[Start of RECORDS SHOWN]

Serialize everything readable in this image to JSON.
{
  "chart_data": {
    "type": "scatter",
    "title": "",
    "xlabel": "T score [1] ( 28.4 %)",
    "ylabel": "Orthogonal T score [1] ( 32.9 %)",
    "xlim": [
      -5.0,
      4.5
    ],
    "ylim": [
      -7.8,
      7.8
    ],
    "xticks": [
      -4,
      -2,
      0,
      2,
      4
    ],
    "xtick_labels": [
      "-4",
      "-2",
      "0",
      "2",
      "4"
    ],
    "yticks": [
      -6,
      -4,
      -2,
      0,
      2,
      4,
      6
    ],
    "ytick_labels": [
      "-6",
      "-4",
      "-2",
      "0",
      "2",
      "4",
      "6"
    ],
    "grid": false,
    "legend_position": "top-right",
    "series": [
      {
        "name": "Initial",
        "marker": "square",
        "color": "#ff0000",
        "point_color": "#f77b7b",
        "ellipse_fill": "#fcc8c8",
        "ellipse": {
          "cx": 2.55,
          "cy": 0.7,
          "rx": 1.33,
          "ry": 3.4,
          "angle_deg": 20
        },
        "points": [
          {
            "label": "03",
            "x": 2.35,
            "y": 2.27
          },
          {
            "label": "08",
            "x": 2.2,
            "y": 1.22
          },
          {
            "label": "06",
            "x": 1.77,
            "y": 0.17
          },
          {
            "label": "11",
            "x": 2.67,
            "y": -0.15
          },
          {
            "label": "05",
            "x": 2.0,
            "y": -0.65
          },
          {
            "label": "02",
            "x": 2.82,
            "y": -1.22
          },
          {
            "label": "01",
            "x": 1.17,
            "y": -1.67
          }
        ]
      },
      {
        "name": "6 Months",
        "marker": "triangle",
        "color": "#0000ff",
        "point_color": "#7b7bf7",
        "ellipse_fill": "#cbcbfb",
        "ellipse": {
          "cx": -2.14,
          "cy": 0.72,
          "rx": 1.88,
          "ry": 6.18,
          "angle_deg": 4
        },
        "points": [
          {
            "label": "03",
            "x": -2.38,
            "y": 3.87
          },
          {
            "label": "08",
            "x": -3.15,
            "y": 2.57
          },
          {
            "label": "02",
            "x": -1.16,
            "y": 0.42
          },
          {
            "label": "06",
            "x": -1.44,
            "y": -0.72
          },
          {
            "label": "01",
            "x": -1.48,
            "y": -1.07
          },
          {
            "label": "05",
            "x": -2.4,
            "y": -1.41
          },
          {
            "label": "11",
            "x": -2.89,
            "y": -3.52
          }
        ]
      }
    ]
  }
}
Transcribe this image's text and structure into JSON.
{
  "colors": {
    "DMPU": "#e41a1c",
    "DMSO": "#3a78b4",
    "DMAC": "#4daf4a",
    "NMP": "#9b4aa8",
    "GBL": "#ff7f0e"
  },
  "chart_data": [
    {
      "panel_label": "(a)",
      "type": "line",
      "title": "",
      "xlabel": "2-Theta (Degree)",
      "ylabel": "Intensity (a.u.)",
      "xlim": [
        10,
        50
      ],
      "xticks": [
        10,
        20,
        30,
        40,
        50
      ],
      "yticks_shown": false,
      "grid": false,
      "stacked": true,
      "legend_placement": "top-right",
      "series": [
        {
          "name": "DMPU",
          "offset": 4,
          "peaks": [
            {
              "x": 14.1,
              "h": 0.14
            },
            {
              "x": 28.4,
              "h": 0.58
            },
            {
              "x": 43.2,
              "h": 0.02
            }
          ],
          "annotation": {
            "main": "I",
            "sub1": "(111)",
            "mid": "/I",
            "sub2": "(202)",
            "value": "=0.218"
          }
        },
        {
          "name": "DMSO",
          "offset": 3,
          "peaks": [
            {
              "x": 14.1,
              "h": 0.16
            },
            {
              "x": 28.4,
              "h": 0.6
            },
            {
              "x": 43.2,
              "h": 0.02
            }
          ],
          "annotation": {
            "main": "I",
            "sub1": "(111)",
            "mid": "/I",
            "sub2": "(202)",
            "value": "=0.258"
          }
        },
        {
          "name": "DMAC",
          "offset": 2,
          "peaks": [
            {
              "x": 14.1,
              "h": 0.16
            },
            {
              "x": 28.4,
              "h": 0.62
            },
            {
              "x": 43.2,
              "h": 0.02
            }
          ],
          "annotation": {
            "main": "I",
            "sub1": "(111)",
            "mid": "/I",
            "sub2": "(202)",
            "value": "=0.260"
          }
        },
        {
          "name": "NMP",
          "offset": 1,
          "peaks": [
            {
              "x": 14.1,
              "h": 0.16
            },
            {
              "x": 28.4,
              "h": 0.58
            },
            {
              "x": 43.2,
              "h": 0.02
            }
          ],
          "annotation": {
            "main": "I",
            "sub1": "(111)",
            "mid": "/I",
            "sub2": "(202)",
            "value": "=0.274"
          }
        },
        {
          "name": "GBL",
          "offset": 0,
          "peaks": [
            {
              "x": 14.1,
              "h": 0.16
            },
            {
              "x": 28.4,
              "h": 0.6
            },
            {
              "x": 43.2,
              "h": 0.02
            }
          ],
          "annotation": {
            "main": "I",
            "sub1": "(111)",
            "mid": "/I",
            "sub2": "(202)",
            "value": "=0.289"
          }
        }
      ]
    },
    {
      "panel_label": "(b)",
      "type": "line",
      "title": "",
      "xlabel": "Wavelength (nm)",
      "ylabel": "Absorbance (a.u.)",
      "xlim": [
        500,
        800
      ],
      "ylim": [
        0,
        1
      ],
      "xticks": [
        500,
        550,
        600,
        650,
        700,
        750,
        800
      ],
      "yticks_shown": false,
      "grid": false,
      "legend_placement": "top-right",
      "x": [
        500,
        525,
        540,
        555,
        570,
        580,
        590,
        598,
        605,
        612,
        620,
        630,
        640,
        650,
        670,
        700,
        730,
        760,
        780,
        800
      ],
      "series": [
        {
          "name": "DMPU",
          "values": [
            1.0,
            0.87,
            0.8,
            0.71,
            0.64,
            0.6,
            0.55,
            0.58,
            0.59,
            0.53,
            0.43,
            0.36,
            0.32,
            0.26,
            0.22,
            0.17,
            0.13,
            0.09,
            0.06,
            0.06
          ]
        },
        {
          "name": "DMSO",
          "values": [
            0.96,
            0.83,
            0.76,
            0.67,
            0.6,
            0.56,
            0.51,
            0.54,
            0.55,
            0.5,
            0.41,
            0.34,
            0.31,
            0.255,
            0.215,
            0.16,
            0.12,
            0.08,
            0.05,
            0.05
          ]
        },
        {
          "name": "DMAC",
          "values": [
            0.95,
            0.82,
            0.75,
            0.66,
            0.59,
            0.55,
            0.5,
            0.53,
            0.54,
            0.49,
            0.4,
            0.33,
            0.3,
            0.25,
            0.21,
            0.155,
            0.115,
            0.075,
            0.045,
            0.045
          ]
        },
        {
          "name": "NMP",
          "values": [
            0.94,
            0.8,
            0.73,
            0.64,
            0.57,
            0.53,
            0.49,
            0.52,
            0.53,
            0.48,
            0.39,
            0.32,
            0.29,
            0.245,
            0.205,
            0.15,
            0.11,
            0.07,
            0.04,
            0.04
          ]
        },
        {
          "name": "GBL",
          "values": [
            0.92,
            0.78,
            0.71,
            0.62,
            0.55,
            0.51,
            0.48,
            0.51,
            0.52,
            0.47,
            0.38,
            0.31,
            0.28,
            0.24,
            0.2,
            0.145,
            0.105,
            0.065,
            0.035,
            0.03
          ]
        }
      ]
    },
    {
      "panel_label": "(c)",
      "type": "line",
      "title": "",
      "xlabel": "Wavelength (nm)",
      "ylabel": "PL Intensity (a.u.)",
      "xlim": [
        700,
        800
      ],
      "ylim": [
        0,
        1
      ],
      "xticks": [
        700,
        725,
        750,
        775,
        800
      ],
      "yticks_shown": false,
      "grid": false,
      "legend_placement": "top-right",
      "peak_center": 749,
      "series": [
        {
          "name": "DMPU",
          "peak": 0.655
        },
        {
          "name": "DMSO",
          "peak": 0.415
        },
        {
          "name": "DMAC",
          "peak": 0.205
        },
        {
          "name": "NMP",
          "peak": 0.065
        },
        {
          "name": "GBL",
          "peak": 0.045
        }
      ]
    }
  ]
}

[End of RECORDS SHOWN]

• DO THIS:
Find the lines that include the string "xlabel", then copy each of them.

• RESULT OF THIS TASK:
    "xlabel": "T score [1] ( 28.4 %)",
      "xlabel": "2-Theta (Degree)",
      "xlabel": "Wavelength (nm)",
      "xlabel": "Wavelength (nm)",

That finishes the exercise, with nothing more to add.